**Problem to solve:** How many lines of the material below contain the string "information"? Answer with the number and nothing else.
▬▬▬▬▬▬
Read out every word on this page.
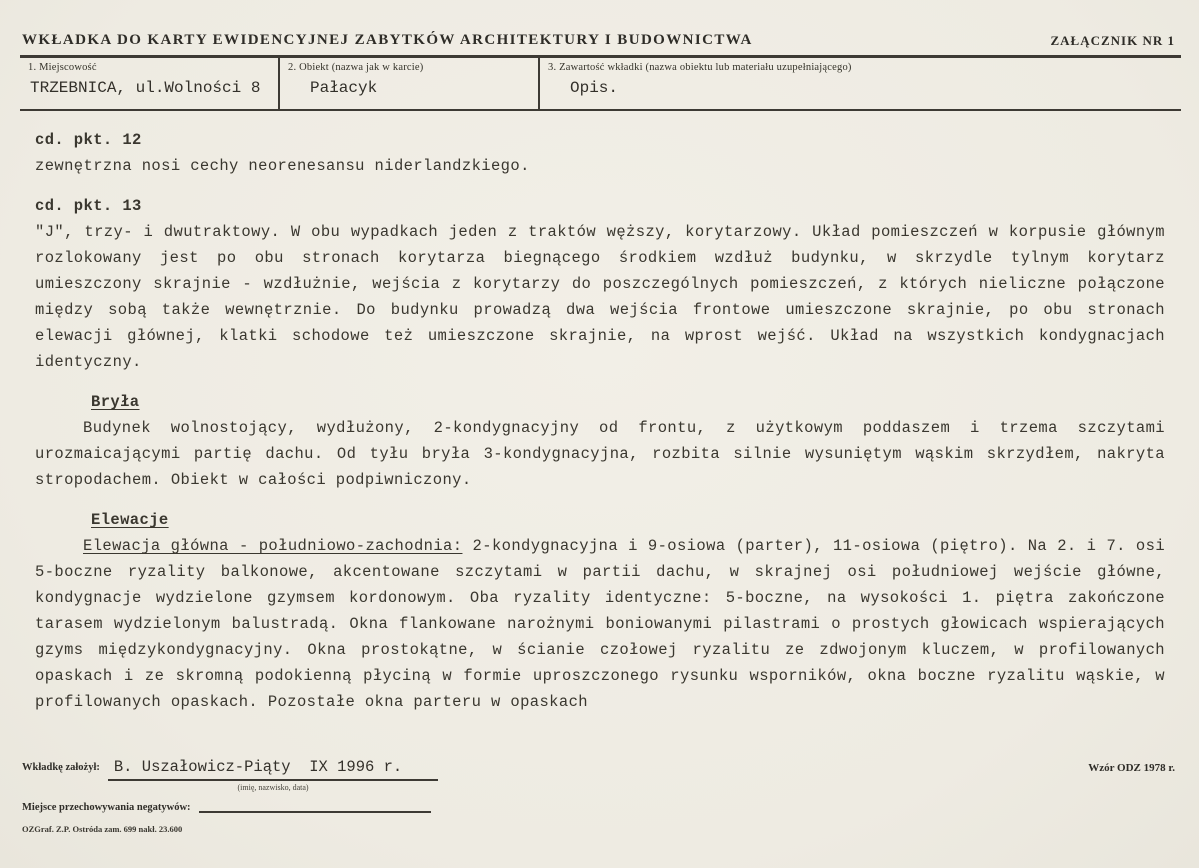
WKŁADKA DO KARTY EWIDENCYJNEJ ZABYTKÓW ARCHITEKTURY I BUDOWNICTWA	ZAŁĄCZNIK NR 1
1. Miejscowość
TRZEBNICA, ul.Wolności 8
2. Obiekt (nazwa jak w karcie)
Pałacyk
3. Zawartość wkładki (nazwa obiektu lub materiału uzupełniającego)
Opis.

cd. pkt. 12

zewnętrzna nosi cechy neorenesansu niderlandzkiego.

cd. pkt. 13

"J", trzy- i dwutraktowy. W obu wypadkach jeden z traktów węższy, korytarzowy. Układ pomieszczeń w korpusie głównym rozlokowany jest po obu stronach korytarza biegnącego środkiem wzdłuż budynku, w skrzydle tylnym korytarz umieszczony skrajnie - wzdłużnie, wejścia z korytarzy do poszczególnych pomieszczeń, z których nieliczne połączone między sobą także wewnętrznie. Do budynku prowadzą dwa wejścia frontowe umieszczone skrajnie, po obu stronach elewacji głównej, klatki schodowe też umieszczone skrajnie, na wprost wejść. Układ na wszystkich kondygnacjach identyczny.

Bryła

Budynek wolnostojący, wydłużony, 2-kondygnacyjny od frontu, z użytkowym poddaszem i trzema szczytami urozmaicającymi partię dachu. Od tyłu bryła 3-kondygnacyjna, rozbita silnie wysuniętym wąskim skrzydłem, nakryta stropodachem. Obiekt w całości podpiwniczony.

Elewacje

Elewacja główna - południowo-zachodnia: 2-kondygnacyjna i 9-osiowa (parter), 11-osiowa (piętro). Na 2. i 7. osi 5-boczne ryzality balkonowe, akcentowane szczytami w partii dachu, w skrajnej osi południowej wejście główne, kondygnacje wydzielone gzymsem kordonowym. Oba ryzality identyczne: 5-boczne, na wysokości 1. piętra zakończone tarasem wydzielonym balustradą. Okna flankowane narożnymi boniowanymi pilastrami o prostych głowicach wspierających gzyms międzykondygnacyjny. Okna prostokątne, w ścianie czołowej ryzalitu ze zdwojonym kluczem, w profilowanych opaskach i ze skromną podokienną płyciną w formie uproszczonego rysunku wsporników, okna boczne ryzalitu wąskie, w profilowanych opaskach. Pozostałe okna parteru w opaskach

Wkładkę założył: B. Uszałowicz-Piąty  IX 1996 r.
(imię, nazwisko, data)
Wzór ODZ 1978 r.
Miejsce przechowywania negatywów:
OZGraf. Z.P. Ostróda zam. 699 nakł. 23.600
▬▬▬▬▬▬
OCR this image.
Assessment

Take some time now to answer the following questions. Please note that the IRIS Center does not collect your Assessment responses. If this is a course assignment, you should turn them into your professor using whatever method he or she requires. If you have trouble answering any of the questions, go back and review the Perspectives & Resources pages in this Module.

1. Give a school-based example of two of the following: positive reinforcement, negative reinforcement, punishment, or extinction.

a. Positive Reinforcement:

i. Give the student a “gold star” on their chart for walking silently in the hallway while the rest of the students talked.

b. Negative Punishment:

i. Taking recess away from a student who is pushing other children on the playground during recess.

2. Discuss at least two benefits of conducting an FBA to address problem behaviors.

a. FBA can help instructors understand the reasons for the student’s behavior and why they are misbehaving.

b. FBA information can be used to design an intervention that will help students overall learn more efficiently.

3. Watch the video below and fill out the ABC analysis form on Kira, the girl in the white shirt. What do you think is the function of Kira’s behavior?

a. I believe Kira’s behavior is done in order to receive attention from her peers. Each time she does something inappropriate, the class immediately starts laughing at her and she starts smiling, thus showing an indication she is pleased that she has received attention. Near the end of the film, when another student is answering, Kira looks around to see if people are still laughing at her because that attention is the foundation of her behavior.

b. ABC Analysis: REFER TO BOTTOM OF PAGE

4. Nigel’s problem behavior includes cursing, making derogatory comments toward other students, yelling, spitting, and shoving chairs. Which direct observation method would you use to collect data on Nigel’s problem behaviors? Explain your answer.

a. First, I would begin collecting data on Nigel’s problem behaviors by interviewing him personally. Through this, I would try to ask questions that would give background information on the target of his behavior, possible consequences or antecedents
▬▬▬▬▬▬
**Full answer:** 2